━━━━━ Data provided

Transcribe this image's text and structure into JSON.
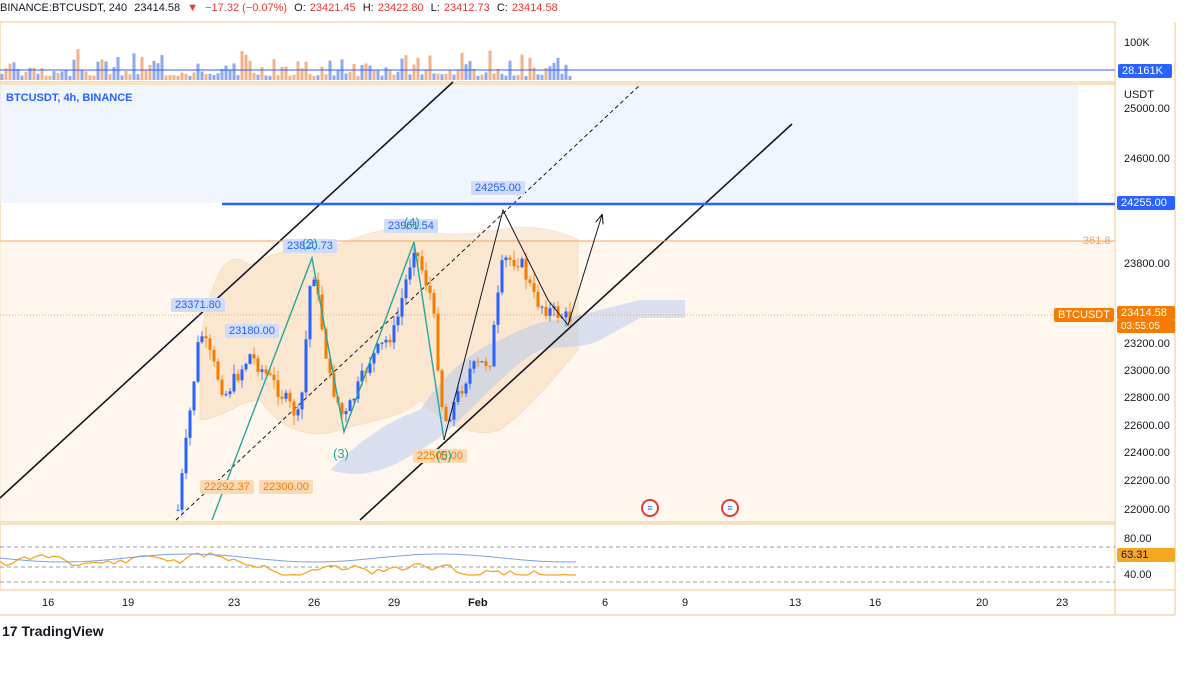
{
  "header": {
    "symbol": "BINANCE:BTCUSDT, 240",
    "price": "23414.58",
    "change_icon": "down-triangle-icon",
    "change": "−17.32 (−0.07%)",
    "o_label": "O:",
    "o_value": "23421.45",
    "h_label": "H:",
    "h_value": "23422.80",
    "l_label": "L:",
    "l_value": "23412.73",
    "c_label": "C:",
    "c_value": "23414.58"
  },
  "volume_pane": {
    "axis_label": "100K",
    "current": "28.161K"
  },
  "main_pane": {
    "legend": "BTCUSDT, 4h, BINANCE",
    "currency": "USDT",
    "price_ticks": [
      "25000.00",
      "24600.00",
      "24200.00",
      "23800.00",
      "23200.00",
      "23000.00",
      "22800.00",
      "22600.00",
      "22400.00",
      "22200.00",
      "22000.00"
    ],
    "resistance_label": "24255.00",
    "fib_label": "361.8",
    "symbol_tag": "BTCUSDT",
    "last_price": "23414.58",
    "countdown": "03:55:05",
    "annotations": {
      "high_b": "24255.00",
      "peak_2": "23820.73",
      "peak_4": "23961.54",
      "peak_1": "23371.80",
      "level_23180": "23180.00",
      "low_1": "22292.37",
      "low_2": "22300.00",
      "low_5": "22500.00",
      "wave_2": "(2)",
      "wave_3": "(3)",
      "wave_4": "(4)",
      "wave_5": "(5)"
    },
    "event_icons": [
      "us-flag-event-icon",
      "us-flag-event-icon"
    ]
  },
  "rsi_pane": {
    "ticks": [
      "80.00",
      "40.00"
    ],
    "value": "63.31"
  },
  "x_axis": {
    "labels": [
      "16",
      "19",
      "23",
      "26",
      "29",
      "Feb",
      "6",
      "9",
      "13",
      "16",
      "20",
      "23"
    ]
  },
  "brand": "TradingView",
  "colors": {
    "blue": "#2962ff",
    "orange": "#f7a35c",
    "up": "#2962ff",
    "down": "#f57c00",
    "rsi": "#f5a623"
  },
  "chart_data": {
    "type": "candlestick",
    "title": "BTCUSDT, 4h, BINANCE",
    "ylabel": "USDT",
    "ylim": [
      21900,
      25100
    ],
    "x": [
      "Jan 16",
      "Jan 19",
      "Jan 23",
      "Jan 26",
      "Jan 29",
      "Feb",
      "Feb 6",
      "Feb 9",
      "Feb 13",
      "Feb 16",
      "Feb 20",
      "Feb 23"
    ],
    "horizontal_levels": [
      24255.0,
      23960.0,
      23414.58
    ],
    "wave_points": [
      {
        "label": "(2)",
        "price": 23820.73
      },
      {
        "label": "(3)",
        "price": 22540
      },
      {
        "label": "(4)",
        "price": 23961.54
      },
      {
        "label": "(5)",
        "price": 22500.0
      }
    ],
    "series": [
      {
        "name": "RSI",
        "last": 63.31,
        "levels": [
          80,
          40
        ]
      },
      {
        "name": "Volume",
        "last": "28.161K",
        "axis": "100K"
      }
    ]
  }
}
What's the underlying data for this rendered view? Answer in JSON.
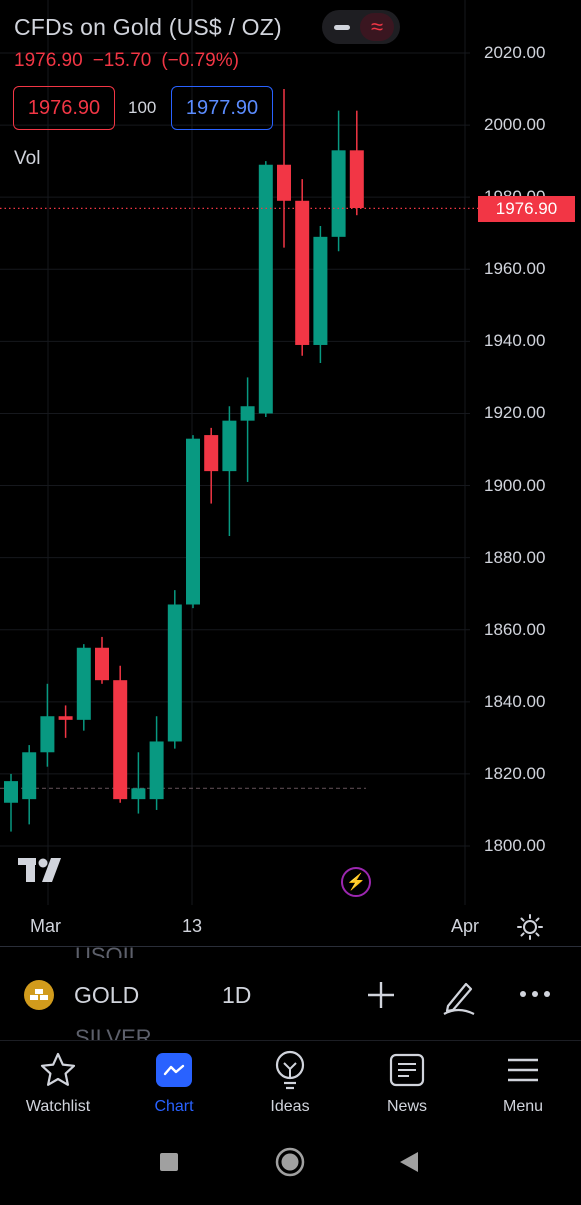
{
  "header": {
    "title": "CFDs on Gold (US$ / OZ)",
    "last": "1976.90",
    "change": "−15.70",
    "change_pct": "(−0.79%)",
    "bid": "1976.90",
    "spread": "100",
    "ask": "1977.90",
    "vol_label": "Vol"
  },
  "price_axis": {
    "labels": [
      "2020.00",
      "2000.00",
      "1980.00",
      "1960.00",
      "1940.00",
      "1920.00",
      "1900.00",
      "1880.00",
      "1860.00",
      "1840.00",
      "1820.00",
      "1800.00"
    ],
    "last_price_badge": "1976.90"
  },
  "time_axis": {
    "labels": [
      "Mar",
      "13",
      "Apr"
    ]
  },
  "colors": {
    "up": "#089981",
    "down": "#f23645",
    "accent": "#2962ff",
    "background": "#000000"
  },
  "chart_data": {
    "type": "candlestick",
    "title": "CFDs on Gold (US$ / OZ)",
    "interval": "1D",
    "ylim": [
      1790,
      2030
    ],
    "last_price": 1976.9,
    "candles": [
      {
        "o": 1812,
        "h": 1820,
        "l": 1804,
        "c": 1818
      },
      {
        "o": 1813,
        "h": 1828,
        "l": 1806,
        "c": 1826
      },
      {
        "o": 1826,
        "h": 1845,
        "l": 1822,
        "c": 1836
      },
      {
        "o": 1836,
        "h": 1839,
        "l": 1830,
        "c": 1835
      },
      {
        "o": 1835,
        "h": 1856,
        "l": 1832,
        "c": 1855
      },
      {
        "o": 1855,
        "h": 1858,
        "l": 1845,
        "c": 1846
      },
      {
        "o": 1846,
        "h": 1850,
        "l": 1812,
        "c": 1813
      },
      {
        "o": 1813,
        "h": 1826,
        "l": 1809,
        "c": 1816
      },
      {
        "o": 1813,
        "h": 1836,
        "l": 1810,
        "c": 1829
      },
      {
        "o": 1829,
        "h": 1871,
        "l": 1827,
        "c": 1867
      },
      {
        "o": 1867,
        "h": 1914,
        "l": 1866,
        "c": 1913
      },
      {
        "o": 1914,
        "h": 1916,
        "l": 1895,
        "c": 1904
      },
      {
        "o": 1904,
        "h": 1922,
        "l": 1886,
        "c": 1918
      },
      {
        "o": 1918,
        "h": 1930,
        "l": 1901,
        "c": 1922
      },
      {
        "o": 1920,
        "h": 1990,
        "l": 1919,
        "c": 1989
      },
      {
        "o": 1989,
        "h": 2010,
        "l": 1966,
        "c": 1979
      },
      {
        "o": 1979,
        "h": 1985,
        "l": 1936,
        "c": 1939
      },
      {
        "o": 1939,
        "h": 1972,
        "l": 1934,
        "c": 1969
      },
      {
        "o": 1969,
        "h": 2004,
        "l": 1965,
        "c": 1993
      },
      {
        "o": 1993,
        "h": 2004,
        "l": 1975,
        "c": 1977
      }
    ]
  },
  "toolbar": {
    "symbol": "GOLD",
    "timeframe": "1D",
    "ghost_above": "USOIL",
    "ghost_below": "SILVER"
  },
  "nav": {
    "items": [
      {
        "label": "Watchlist",
        "icon": "star-icon"
      },
      {
        "label": "Chart",
        "icon": "chart-icon",
        "active": true
      },
      {
        "label": "Ideas",
        "icon": "lightbulb-icon"
      },
      {
        "label": "News",
        "icon": "news-icon"
      },
      {
        "label": "Menu",
        "icon": "menu-icon"
      }
    ]
  }
}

━━━━━━━━━━

Aim of the task: Reproduce the material word for word. Any pictures should be left out of the copy.

The response:
Transcribe this image's text and structure into JSON.
{
  "header": {
    "symbol": "BINANCE:BTCUSDT, 240",
    "price": "23414.58",
    "change_icon": "down-triangle-icon",
    "change": "−17.32 (−0.07%)",
    "o_label": "O:",
    "o_value": "23421.45",
    "h_label": "H:",
    "h_value": "23422.80",
    "l_label": "L:",
    "l_value": "23412.73",
    "c_label": "C:",
    "c_value": "23414.58"
  },
  "volume_pane": {
    "axis_label": "100K",
    "current": "28.161K"
  },
  "main_pane": {
    "legend": "BTCUSDT, 4h, BINANCE",
    "currency": "USDT",
    "price_ticks": [
      "25000.00",
      "24600.00",
      "24200.00",
      "23800.00",
      "23200.00",
      "23000.00",
      "22800.00",
      "22600.00",
      "22400.00",
      "22200.00",
      "22000.00"
    ],
    "resistance_label": "24255.00",
    "fib_label": "361.8",
    "symbol_tag": "BTCUSDT",
    "last_price": "23414.58",
    "countdown": "03:55:05",
    "annotations": {
      "high_b": "24255.00",
      "peak_2": "23820.73",
      "peak_4": "23961.54",
      "peak_1": "23371.80",
      "level_23180": "23180.00",
      "low_1": "22292.37",
      "low_2": "22300.00",
      "low_5": "22500.00",
      "wave_2": "(2)",
      "wave_3": "(3)",
      "wave_4": "(4)",
      "wave_5": "(5)"
    },
    "event_icons": [
      "us-flag-event-icon",
      "us-flag-event-icon"
    ]
  },
  "rsi_pane": {
    "ticks": [
      "80.00",
      "40.00"
    ],
    "value": "63.31"
  },
  "x_axis": {
    "labels": [
      "16",
      "19",
      "23",
      "26",
      "29",
      "Feb",
      "6",
      "9",
      "13",
      "16",
      "20",
      "23"
    ]
  },
  "brand": "TradingView",
  "colors": {
    "blue": "#2962ff",
    "orange": "#f7a35c",
    "up": "#2962ff",
    "down": "#f57c00",
    "rsi": "#f5a623"
  },
  "chart_data": {
    "type": "candlestick",
    "title": "BTCUSDT, 4h, BINANCE",
    "ylabel": "USDT",
    "ylim": [
      21900,
      25100
    ],
    "x": [
      "Jan 16",
      "Jan 19",
      "Jan 23",
      "Jan 26",
      "Jan 29",
      "Feb",
      "Feb 6",
      "Feb 9",
      "Feb 13",
      "Feb 16",
      "Feb 20",
      "Feb 23"
    ],
    "horizontal_levels": [
      24255.0,
      23960.0,
      23414.58
    ],
    "wave_points": [
      {
        "label": "(2)",
        "price": 23820.73
      },
      {
        "label": "(3)",
        "price": 22540
      },
      {
        "label": "(4)",
        "price": 23961.54
      },
      {
        "label": "(5)",
        "price": 22500.0
      }
    ],
    "series": [
      {
        "name": "RSI",
        "last": 63.31,
        "levels": [
          80,
          40
        ]
      },
      {
        "name": "Volume",
        "last": "28.161K",
        "axis": "100K"
      }
    ]
  }
}
What's the underlying data for this rendered view? Answer in JSON.
{
  "header": {
    "title": "CFDs on Gold (US$ / OZ)",
    "last": "1976.90",
    "change": "−15.70",
    "change_pct": "(−0.79%)",
    "bid": "1976.90",
    "spread": "100",
    "ask": "1977.90",
    "vol_label": "Vol"
  },
  "price_axis": {
    "labels": [
      "2020.00",
      "2000.00",
      "1980.00",
      "1960.00",
      "1940.00",
      "1920.00",
      "1900.00",
      "1880.00",
      "1860.00",
      "1840.00",
      "1820.00",
      "1800.00"
    ],
    "last_price_badge": "1976.90"
  },
  "time_axis": {
    "labels": [
      "Mar",
      "13",
      "Apr"
    ]
  },
  "colors": {
    "up": "#089981",
    "down": "#f23645",
    "accent": "#2962ff",
    "background": "#000000"
  },
  "chart_data": {
    "type": "candlestick",
    "title": "CFDs on Gold (US$ / OZ)",
    "interval": "1D",
    "ylim": [
      1790,
      2030
    ],
    "last_price": 1976.9,
    "candles": [
      {
        "o": 1812,
        "h": 1820,
        "l": 1804,
        "c": 1818
      },
      {
        "o": 1813,
        "h": 1828,
        "l": 1806,
        "c": 1826
      },
      {
        "o": 1826,
        "h": 1845,
        "l": 1822,
        "c": 1836
      },
      {
        "o": 1836,
        "h": 1839,
        "l": 1830,
        "c": 1835
      },
      {
        "o": 1835,
        "h": 1856,
        "l": 1832,
        "c": 1855
      },
      {
        "o": 1855,
        "h": 1858,
        "l": 1845,
        "c": 1846
      },
      {
        "o": 1846,
        "h": 1850,
        "l": 1812,
        "c": 1813
      },
      {
        "o": 1813,
        "h": 1826,
        "l": 1809,
        "c": 1816
      },
      {
        "o": 1813,
        "h": 1836,
        "l": 1810,
        "c": 1829
      },
      {
        "o": 1829,
        "h": 1871,
        "l": 1827,
        "c": 1867
      },
      {
        "o": 1867,
        "h": 1914,
        "l": 1866,
        "c": 1913
      },
      {
        "o": 1914,
        "h": 1916,
        "l": 1895,
        "c": 1904
      },
      {
        "o": 1904,
        "h": 1922,
        "l": 1886,
        "c": 1918
      },
      {
        "o": 1918,
        "h": 1930,
        "l": 1901,
        "c": 1922
      },
      {
        "o": 1920,
        "h": 1990,
        "l": 1919,
        "c": 1989
      },
      {
        "o": 1989,
        "h": 2010,
        "l": 1966,
        "c": 1979
      },
      {
        "o": 1979,
        "h": 1985,
        "l": 1936,
        "c": 1939
      },
      {
        "o": 1939,
        "h": 1972,
        "l": 1934,
        "c": 1969
      },
      {
        "o": 1969,
        "h": 2004,
        "l": 1965,
        "c": 1993
      },
      {
        "o": 1993,
        "h": 2004,
        "l": 1975,
        "c": 1977
      }
    ]
  },
  "toolbar": {
    "symbol": "GOLD",
    "timeframe": "1D",
    "ghost_above": "USOIL",
    "ghost_below": "SILVER"
  },
  "nav": {
    "items": [
      {
        "label": "Watchlist",
        "icon": "star-icon"
      },
      {
        "label": "Chart",
        "icon": "chart-icon",
        "active": true
      },
      {
        "label": "Ideas",
        "icon": "lightbulb-icon"
      },
      {
        "label": "News",
        "icon": "news-icon"
      },
      {
        "label": "Menu",
        "icon": "menu-icon"
      }
    ]
  }
}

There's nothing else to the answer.